Your objective:
Write every entry out again exactly, please, and skip the pictures.

Data:
================

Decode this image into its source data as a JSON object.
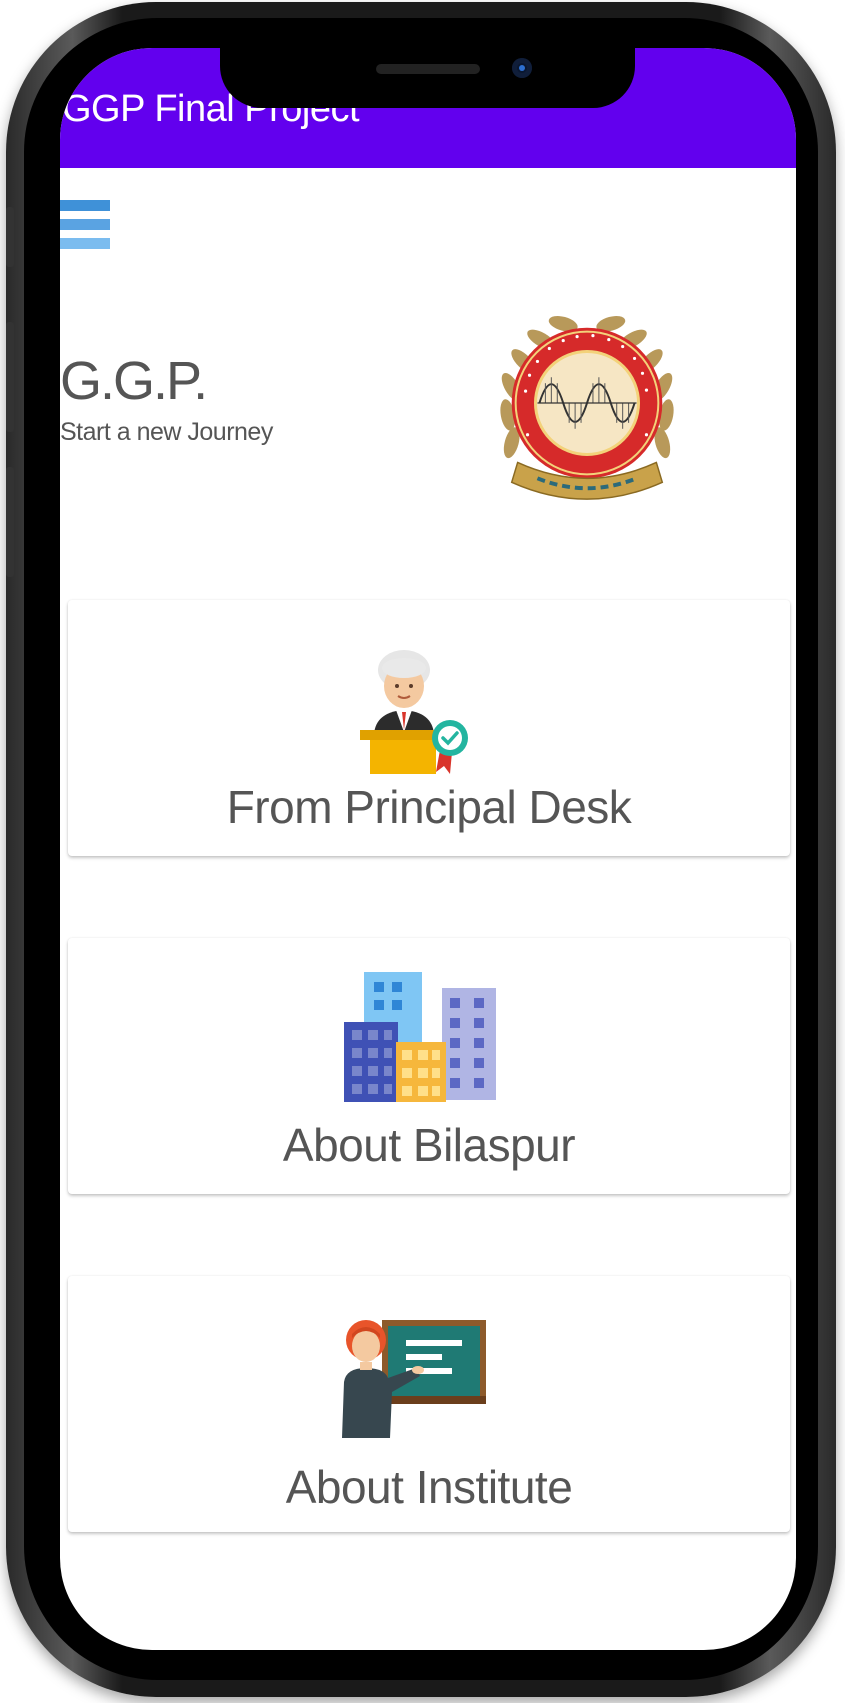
{
  "app_bar": {
    "title": "GGP Final Project",
    "color": "#6200ee"
  },
  "header": {
    "title": "G.G.P.",
    "subtitle": "Start a new Journey",
    "logo_icon": "college-emblem-icon"
  },
  "menu": {
    "icon": "hamburger-menu-icon"
  },
  "cards": [
    {
      "label": "From Principal Desk",
      "icon": "principal-podium-icon"
    },
    {
      "label": "About Bilaspur",
      "icon": "city-buildings-icon"
    },
    {
      "label": "About Institute",
      "icon": "teacher-board-icon"
    }
  ]
}
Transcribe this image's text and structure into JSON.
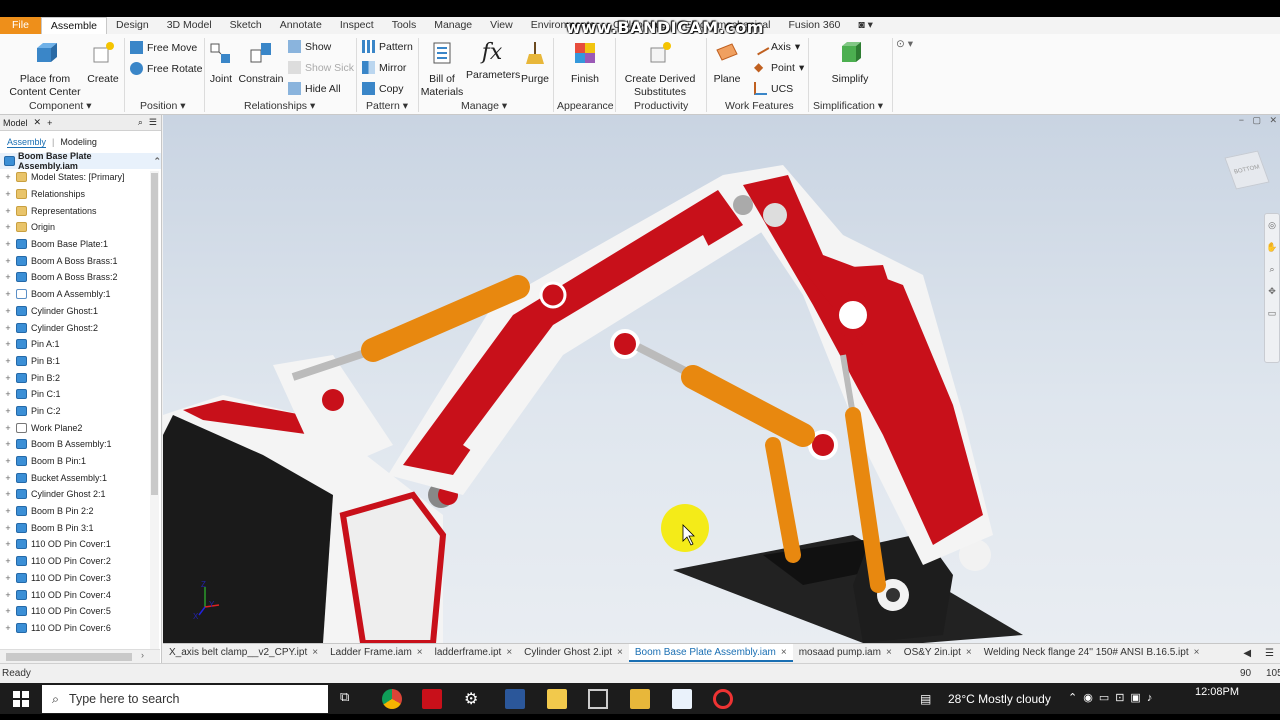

================

Result:
Decode this image into its source data as a JSON object.
{
  "app_bar": {
    "title": "GGP Final Project",
    "color": "#6200ee"
  },
  "header": {
    "title": "G.G.P.",
    "subtitle": "Start a new Journey",
    "logo_icon": "college-emblem-icon"
  },
  "menu": {
    "icon": "hamburger-menu-icon"
  },
  "cards": [
    {
      "label": "From Principal Desk",
      "icon": "principal-podium-icon"
    },
    {
      "label": "About Bilaspur",
      "icon": "city-buildings-icon"
    },
    {
      "label": "About Institute",
      "icon": "teacher-board-icon"
    }
  ]
}
Transcribe this image's text and structure into JSON.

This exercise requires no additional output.